> **REQUIRED TASK**: Wherever "fútbol" appears in a line, copy that line.

> **RECORDS PROVIDED**:
-=-=-=-=-

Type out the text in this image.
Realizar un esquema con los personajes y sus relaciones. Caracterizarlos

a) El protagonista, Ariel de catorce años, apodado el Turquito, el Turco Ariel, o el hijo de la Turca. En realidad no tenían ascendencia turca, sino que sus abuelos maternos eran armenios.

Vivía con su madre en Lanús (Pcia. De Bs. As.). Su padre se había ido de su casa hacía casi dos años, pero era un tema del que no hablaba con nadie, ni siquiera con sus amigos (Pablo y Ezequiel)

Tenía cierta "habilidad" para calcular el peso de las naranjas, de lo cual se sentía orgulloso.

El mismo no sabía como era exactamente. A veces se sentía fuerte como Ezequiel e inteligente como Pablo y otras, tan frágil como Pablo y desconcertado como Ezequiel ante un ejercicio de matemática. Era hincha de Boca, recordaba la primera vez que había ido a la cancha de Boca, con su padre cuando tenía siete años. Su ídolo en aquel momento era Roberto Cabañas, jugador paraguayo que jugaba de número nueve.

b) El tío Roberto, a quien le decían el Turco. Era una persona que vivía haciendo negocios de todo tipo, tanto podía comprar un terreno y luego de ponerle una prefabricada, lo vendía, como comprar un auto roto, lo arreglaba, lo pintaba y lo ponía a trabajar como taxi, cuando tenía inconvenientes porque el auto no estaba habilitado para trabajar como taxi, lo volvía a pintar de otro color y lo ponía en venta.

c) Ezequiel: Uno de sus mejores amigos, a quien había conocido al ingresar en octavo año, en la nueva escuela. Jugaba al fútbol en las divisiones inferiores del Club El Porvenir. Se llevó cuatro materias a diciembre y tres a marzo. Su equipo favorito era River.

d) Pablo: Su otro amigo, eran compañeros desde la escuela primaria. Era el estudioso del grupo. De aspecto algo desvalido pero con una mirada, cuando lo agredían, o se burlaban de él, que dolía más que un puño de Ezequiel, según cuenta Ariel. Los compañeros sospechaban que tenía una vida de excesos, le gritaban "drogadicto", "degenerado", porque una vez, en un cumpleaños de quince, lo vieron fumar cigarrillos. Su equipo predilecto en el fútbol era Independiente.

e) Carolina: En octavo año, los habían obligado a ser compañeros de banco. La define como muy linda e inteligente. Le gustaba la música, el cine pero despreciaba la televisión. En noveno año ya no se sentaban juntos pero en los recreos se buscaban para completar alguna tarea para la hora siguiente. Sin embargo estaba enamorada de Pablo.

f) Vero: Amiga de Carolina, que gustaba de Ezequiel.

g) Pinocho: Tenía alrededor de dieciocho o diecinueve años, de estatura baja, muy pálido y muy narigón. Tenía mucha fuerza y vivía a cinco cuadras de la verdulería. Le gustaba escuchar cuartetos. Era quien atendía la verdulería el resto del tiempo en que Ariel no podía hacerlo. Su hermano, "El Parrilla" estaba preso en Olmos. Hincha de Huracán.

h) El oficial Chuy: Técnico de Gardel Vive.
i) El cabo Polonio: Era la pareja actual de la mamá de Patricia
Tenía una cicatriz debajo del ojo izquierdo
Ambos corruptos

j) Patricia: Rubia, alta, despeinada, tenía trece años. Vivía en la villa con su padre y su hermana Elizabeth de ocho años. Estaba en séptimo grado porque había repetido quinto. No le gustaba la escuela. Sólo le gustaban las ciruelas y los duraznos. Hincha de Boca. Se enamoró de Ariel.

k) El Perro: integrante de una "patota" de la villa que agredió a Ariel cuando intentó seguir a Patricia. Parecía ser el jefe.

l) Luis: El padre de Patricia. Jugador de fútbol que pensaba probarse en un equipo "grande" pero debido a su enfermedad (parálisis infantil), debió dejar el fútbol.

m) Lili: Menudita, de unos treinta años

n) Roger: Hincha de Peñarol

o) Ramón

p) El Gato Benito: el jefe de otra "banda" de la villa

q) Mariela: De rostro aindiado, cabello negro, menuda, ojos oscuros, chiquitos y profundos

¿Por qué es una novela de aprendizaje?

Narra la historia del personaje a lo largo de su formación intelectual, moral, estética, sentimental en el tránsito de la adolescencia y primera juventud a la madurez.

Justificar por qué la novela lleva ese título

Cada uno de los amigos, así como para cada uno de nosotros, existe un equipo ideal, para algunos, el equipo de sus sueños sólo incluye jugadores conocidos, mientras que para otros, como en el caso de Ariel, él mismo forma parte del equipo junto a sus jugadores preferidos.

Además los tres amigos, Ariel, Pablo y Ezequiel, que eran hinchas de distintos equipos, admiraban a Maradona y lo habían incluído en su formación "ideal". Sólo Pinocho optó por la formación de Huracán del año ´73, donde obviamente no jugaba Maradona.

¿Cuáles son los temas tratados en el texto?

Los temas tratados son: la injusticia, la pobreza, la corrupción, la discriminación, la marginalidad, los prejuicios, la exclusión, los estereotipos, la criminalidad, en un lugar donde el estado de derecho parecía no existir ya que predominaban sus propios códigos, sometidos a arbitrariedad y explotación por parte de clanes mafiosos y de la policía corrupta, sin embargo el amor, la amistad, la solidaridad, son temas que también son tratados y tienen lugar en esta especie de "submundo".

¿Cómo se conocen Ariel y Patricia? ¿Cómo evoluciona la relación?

-=-=-=-=-

> **THE RESPONSE**:
c) Ezequiel: Uno de sus mejores amigos, a quien había conocido al ingresar en octavo año, en la nueva escuela. Jugaba al fútbol en las divisiones inferiores del Club El Porvenir. Se llevó cuatro materias a diciembre y tres a marzo. Su equipo favorito era River.
d) Pablo: Su otro amigo, eran compañeros desde la escuela primaria. Era el estudioso del grupo. De aspecto algo desvalido pero con una mirada, cuando lo agredían, o se burlaban de él, que dolía más que un puño de Ezequiel, según cuenta Ariel. Los compañeros sospechaban que tenía una vida de excesos, le gritaban "drogadicto", "degenerado", porque una vez, en un cumpleaños de quince, lo vieron fumar cigarrillos. Su equipo predilecto en el fútbol era Independiente.
l) Luis: El padre de Patricia. Jugador de fútbol que pensaba probarse en un equipo "grande" pero debido a su enfermedad (parálisis infantil), debió dejar el fútbol.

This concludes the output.